**TO DO:**
Below are some entries; can you quote all of them exactly?

**PROVIDED ENTRIES:**
[start]
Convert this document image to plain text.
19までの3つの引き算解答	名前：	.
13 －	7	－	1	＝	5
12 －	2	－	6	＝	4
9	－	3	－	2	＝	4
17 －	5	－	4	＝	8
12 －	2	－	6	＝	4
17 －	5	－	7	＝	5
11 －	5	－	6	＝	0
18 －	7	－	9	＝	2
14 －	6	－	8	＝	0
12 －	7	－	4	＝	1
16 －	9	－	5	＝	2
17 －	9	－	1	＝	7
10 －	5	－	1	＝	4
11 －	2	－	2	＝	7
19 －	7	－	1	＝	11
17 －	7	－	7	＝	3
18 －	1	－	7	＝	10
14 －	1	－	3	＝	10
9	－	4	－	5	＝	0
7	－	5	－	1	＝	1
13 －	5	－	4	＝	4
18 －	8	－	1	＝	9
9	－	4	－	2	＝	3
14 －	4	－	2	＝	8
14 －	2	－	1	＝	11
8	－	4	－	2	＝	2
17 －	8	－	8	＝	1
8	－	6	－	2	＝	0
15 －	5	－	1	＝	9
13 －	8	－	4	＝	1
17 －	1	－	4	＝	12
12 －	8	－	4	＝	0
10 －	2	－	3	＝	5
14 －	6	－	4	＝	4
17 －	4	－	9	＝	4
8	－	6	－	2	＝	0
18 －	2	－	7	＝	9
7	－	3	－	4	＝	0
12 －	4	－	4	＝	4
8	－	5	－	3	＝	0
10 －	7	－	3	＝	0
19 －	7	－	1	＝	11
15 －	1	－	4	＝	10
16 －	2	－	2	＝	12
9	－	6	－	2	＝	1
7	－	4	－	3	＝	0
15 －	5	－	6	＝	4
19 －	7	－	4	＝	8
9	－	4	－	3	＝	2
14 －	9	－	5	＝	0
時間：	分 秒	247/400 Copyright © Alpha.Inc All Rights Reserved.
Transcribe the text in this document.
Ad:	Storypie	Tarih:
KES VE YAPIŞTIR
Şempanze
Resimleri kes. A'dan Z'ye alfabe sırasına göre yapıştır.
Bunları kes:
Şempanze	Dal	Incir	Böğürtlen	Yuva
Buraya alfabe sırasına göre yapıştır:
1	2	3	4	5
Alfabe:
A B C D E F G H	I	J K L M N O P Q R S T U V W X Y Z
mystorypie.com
[end]
**RESULT FOR THIS EXERCISE:**
Convert this document image to plain text.
19までの3つの引き算解答	名前：	.
13 －	7	－	1	＝	5
12 －	2	－	6	＝	4
9	－	3	－	2	＝	4
17 －	5	－	4	＝	8
12 －	2	－	6	＝	4
17 －	5	－	7	＝	5
11 －	5	－	6	＝	0
18 －	7	－	9	＝	2
14 －	6	－	8	＝	0
12 －	7	－	4	＝	1
16 －	9	－	5	＝	2
17 －	9	－	1	＝	7
10 －	5	－	1	＝	4
11 －	2	－	2	＝	7
19 －	7	－	1	＝	11
17 －	7	－	7	＝	3
18 －	1	－	7	＝	10
14 －	1	－	3	＝	10
9	－	4	－	5	＝	0
7	－	5	－	1	＝	1
13 －	5	－	4	＝	4
18 －	8	－	1	＝	9
9	－	4	－	2	＝	3
14 －	4	－	2	＝	8
14 －	2	－	1	＝	11
8	－	4	－	2	＝	2
17 －	8	－	8	＝	1
8	－	6	－	2	＝	0
15 －	5	－	1	＝	9
13 －	8	－	4	＝	1
17 －	1	－	4	＝	12
12 －	8	－	4	＝	0
10 －	2	－	3	＝	5
14 －	6	－	4	＝	4
17 －	4	－	9	＝	4
8	－	6	－	2	＝	0
18 －	2	－	7	＝	9
7	－	3	－	4	＝	0
12 －	4	－	4	＝	4
8	－	5	－	3	＝	0
10 －	7	－	3	＝	0
19 －	7	－	1	＝	11
15 －	1	－	4	＝	10
16 －	2	－	2	＝	12
9	－	6	－	2	＝	1
7	－	4	－	3	＝	0
15 －	5	－	6	＝	4
19 －	7	－	4	＝	8
9	－	4	－	3	＝	2
14 －	9	－	5	＝	0
時間：	分 秒	247/400 Copyright © Alpha.Inc All Rights Reserved.
Transcribe the text in this document.
Ad:	Storypie	Tarih:
KES VE YAPIŞTIR
Şempanze
Resimleri kes. A'dan Z'ye alfabe sırasına göre yapıştır.
Bunları kes:
Şempanze	Dal	Incir	Böğürtlen	Yuva
Buraya alfabe sırasına göre yapıştır:
1	2	3	4	5
Alfabe:
A B C D E F G H	I	J K L M N O P Q R S T U V W X Y Z
mystorypie.com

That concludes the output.